Find each line holding "Electric" and copy it out.

================

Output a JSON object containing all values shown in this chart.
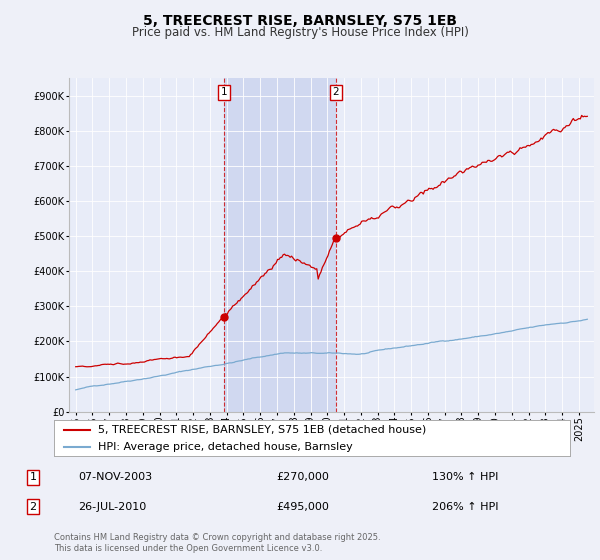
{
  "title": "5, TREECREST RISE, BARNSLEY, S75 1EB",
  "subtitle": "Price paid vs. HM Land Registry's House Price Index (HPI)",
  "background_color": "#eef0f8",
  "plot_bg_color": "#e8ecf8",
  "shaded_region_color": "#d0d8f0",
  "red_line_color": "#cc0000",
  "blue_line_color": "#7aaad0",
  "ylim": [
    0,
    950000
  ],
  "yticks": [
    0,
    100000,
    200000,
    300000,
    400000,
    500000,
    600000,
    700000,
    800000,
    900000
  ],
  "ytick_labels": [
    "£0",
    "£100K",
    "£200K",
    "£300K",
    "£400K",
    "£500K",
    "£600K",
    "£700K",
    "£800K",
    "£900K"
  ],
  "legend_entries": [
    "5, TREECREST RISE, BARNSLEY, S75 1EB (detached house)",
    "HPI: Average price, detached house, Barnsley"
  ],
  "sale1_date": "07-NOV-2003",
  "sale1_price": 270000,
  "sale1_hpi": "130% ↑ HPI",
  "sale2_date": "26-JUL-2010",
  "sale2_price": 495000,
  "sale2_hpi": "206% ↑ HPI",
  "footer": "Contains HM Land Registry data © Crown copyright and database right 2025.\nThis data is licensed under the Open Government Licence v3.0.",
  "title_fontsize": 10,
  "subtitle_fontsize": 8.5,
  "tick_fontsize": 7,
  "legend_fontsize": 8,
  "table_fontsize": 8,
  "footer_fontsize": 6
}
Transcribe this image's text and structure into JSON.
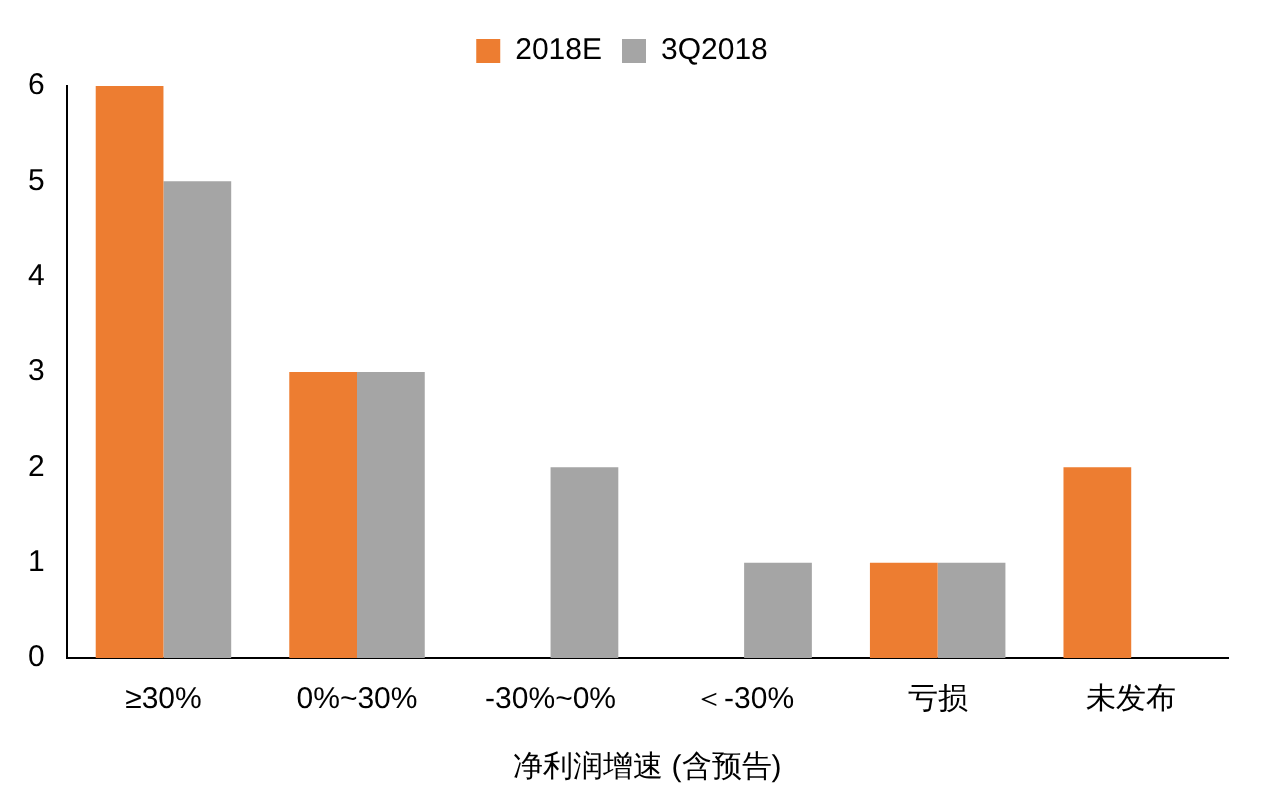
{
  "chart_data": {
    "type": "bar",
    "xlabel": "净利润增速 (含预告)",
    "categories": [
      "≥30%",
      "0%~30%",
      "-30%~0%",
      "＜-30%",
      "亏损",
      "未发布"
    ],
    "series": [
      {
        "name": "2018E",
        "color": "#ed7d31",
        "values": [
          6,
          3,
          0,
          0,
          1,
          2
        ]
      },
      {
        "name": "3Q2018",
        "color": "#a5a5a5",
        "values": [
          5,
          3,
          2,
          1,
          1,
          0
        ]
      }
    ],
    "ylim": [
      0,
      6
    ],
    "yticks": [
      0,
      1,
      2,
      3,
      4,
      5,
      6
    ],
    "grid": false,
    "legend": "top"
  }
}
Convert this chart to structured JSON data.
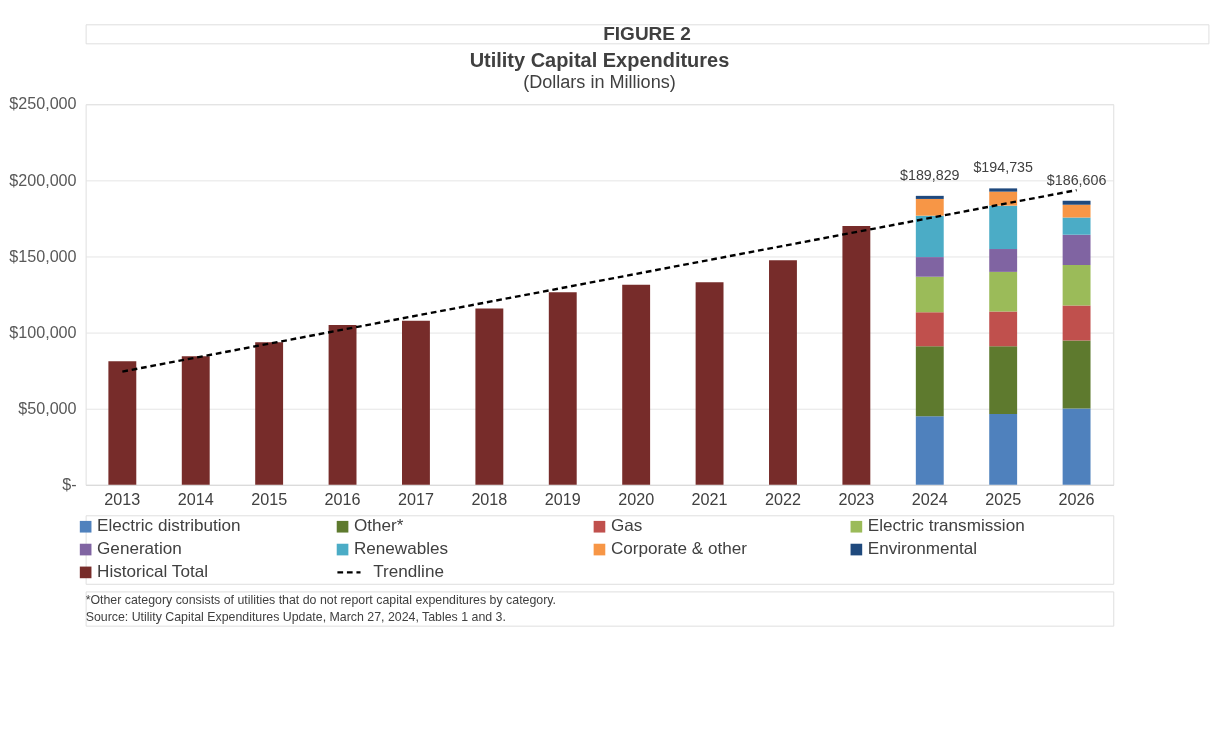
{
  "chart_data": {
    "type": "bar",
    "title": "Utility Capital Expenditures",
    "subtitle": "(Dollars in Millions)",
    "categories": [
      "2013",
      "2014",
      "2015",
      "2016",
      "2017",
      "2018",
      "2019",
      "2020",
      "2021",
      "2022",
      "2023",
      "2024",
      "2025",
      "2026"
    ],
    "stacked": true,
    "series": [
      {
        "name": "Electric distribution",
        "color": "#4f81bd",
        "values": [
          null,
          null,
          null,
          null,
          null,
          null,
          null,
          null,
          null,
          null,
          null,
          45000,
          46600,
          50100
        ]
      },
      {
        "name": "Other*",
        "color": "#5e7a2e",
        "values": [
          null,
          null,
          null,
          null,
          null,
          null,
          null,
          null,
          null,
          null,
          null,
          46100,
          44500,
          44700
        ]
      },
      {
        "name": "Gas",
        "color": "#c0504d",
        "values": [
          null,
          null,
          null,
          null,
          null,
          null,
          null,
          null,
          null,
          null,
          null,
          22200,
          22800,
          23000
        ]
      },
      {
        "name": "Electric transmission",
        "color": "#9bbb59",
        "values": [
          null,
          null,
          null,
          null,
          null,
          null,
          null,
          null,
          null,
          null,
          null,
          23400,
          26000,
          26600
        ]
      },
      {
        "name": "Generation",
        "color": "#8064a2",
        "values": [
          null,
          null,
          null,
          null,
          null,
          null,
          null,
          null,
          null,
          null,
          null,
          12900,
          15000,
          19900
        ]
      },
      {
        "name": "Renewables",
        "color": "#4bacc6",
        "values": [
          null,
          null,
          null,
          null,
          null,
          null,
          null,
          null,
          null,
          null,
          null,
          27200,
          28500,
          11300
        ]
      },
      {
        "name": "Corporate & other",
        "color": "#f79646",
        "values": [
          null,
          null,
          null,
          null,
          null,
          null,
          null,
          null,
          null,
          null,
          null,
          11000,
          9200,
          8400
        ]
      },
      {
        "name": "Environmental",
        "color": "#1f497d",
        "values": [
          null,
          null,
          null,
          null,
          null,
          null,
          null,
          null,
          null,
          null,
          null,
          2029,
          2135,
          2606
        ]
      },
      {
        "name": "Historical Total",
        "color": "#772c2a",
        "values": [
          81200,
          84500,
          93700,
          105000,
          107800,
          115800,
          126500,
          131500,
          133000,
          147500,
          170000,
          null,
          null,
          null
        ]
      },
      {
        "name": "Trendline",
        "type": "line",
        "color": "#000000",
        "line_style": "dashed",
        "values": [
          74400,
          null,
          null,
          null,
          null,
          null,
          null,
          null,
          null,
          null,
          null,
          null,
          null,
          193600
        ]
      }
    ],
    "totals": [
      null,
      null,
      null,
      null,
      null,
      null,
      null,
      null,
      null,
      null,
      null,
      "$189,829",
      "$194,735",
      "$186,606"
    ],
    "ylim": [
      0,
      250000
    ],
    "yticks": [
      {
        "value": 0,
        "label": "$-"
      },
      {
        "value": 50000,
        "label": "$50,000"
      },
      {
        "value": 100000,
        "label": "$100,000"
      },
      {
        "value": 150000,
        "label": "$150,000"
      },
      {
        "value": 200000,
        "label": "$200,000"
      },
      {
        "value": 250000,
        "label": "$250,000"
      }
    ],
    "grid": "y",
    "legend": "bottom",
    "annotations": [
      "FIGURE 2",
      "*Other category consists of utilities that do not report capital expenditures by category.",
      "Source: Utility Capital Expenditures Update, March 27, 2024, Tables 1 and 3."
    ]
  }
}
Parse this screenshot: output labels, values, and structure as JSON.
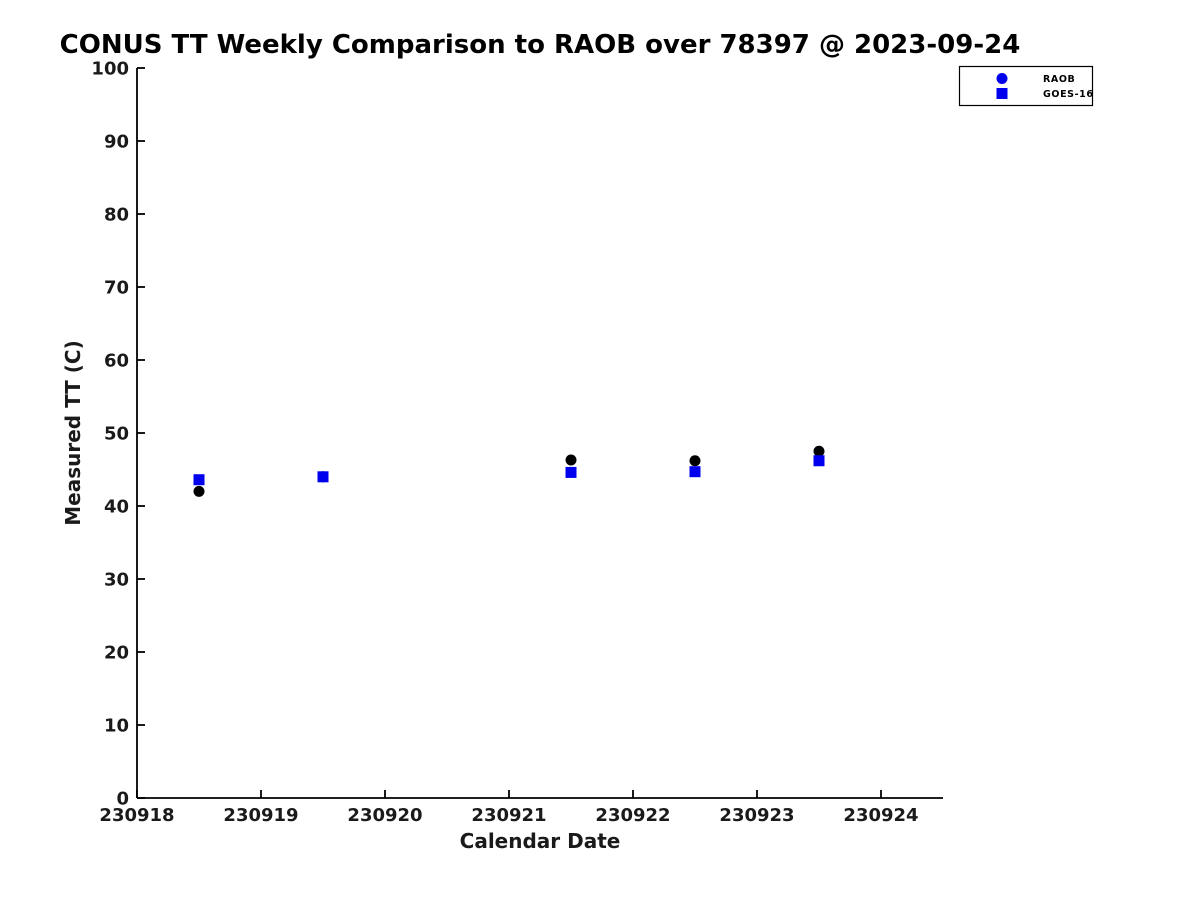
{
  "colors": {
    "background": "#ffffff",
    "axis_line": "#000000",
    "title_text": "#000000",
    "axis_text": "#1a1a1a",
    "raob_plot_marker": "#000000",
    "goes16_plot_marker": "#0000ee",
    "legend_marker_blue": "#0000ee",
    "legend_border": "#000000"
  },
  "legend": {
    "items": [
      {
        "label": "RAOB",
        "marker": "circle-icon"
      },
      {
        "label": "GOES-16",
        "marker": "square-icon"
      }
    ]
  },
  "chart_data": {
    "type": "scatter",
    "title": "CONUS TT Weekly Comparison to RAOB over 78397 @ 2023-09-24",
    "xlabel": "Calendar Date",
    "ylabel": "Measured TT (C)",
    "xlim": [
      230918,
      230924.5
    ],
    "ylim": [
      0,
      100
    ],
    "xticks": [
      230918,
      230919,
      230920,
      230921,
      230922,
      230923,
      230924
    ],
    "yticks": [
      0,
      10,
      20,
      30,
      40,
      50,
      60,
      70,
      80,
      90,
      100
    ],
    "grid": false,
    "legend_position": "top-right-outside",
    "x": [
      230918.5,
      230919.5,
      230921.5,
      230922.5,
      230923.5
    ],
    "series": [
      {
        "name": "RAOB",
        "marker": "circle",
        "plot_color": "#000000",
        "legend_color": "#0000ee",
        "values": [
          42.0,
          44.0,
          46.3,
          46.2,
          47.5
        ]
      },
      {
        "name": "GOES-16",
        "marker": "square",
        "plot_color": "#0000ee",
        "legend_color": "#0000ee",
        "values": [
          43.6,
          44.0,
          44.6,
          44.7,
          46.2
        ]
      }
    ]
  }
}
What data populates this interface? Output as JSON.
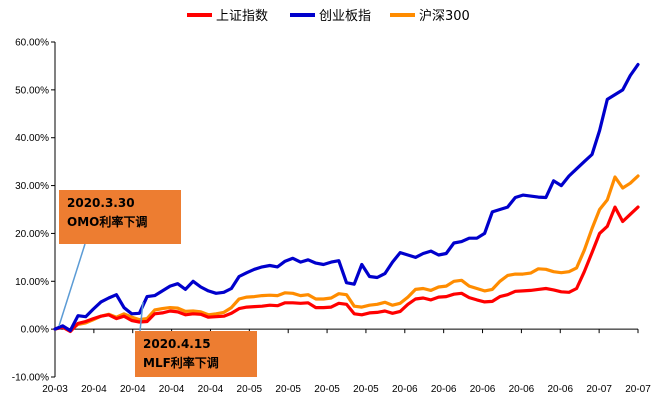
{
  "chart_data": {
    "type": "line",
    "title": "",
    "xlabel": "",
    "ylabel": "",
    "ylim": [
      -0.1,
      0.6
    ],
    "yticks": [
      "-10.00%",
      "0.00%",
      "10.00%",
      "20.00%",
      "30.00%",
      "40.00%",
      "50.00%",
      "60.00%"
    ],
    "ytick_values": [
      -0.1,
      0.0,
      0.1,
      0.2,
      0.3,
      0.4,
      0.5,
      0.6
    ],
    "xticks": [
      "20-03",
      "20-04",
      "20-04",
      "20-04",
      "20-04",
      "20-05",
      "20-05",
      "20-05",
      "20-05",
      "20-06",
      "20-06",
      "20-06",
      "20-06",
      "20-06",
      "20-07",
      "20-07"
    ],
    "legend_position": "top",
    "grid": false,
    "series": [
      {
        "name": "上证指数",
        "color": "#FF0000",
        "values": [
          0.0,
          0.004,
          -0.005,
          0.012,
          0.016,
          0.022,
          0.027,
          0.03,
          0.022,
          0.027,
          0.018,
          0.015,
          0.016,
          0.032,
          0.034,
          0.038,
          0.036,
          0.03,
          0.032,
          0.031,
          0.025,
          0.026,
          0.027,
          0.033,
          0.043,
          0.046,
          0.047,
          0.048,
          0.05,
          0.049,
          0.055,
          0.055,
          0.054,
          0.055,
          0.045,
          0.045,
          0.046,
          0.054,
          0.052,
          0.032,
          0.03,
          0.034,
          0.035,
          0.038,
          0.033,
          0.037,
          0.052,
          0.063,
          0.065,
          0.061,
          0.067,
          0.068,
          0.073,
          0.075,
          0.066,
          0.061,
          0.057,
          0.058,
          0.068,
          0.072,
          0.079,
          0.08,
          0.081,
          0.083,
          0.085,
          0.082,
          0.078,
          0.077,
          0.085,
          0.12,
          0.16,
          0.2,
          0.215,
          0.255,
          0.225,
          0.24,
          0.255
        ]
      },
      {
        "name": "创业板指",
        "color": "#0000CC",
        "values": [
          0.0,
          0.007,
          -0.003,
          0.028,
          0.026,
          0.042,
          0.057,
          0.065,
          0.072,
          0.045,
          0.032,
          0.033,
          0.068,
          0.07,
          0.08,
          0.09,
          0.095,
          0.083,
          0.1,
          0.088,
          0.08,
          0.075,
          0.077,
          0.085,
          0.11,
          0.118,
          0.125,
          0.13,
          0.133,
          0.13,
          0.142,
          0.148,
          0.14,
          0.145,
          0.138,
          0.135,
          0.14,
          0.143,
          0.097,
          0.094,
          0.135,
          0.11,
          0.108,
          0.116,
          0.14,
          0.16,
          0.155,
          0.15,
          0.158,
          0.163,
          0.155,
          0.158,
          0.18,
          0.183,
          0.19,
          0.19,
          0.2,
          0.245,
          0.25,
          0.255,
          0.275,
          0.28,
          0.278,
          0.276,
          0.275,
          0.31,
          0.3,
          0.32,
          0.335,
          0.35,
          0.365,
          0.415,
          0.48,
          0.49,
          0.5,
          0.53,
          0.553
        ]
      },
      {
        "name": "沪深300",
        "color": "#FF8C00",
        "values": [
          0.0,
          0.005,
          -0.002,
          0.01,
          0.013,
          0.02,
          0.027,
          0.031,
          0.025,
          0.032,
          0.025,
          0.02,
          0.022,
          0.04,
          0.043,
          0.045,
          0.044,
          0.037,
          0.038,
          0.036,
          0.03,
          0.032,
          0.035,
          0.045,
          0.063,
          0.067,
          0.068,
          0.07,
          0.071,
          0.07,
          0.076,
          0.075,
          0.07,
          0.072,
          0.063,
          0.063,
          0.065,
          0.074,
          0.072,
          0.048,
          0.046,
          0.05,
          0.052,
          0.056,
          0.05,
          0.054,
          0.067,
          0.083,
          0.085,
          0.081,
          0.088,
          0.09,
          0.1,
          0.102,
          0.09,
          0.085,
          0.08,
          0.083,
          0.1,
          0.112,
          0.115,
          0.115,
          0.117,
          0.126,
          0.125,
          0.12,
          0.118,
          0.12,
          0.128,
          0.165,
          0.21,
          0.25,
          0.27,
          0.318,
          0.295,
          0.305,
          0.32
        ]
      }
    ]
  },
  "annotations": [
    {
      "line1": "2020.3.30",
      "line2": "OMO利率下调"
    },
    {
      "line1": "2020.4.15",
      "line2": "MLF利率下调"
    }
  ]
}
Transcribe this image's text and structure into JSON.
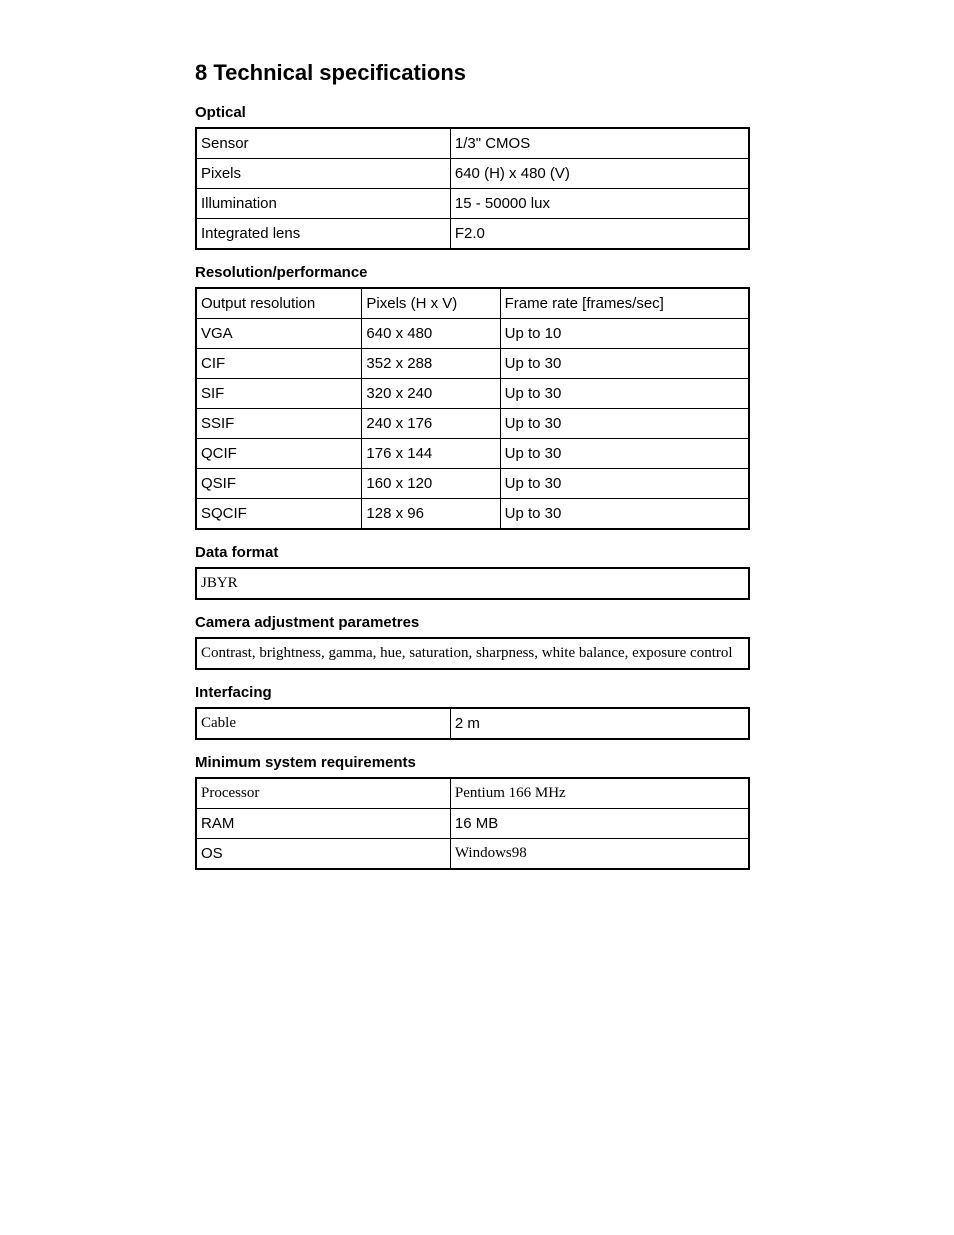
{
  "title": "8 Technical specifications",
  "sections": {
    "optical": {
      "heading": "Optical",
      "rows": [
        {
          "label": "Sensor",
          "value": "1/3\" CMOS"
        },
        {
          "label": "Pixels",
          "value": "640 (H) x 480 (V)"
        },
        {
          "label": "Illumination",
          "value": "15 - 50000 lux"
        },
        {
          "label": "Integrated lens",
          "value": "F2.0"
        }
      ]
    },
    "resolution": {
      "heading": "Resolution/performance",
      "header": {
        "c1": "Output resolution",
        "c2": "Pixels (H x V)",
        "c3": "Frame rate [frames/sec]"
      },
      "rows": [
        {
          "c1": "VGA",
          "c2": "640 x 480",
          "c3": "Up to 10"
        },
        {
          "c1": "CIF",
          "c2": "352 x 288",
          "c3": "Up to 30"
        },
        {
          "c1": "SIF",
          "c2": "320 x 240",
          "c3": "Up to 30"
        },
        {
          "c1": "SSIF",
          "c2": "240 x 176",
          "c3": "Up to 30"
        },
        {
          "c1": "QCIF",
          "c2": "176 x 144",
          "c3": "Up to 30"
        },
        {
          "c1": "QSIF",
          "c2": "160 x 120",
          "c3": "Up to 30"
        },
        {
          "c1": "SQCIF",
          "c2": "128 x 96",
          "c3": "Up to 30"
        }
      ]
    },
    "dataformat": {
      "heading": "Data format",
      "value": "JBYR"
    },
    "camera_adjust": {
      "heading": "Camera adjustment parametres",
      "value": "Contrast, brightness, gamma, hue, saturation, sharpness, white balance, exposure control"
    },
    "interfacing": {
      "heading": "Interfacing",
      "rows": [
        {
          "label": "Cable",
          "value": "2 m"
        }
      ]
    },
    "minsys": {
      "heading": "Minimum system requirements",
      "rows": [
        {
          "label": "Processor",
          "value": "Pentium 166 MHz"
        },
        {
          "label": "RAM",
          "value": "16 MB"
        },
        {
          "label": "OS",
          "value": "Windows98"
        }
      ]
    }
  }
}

================

> [Completed exercise]
        "name": "Electric distribution",
        "name": "Electric transmission",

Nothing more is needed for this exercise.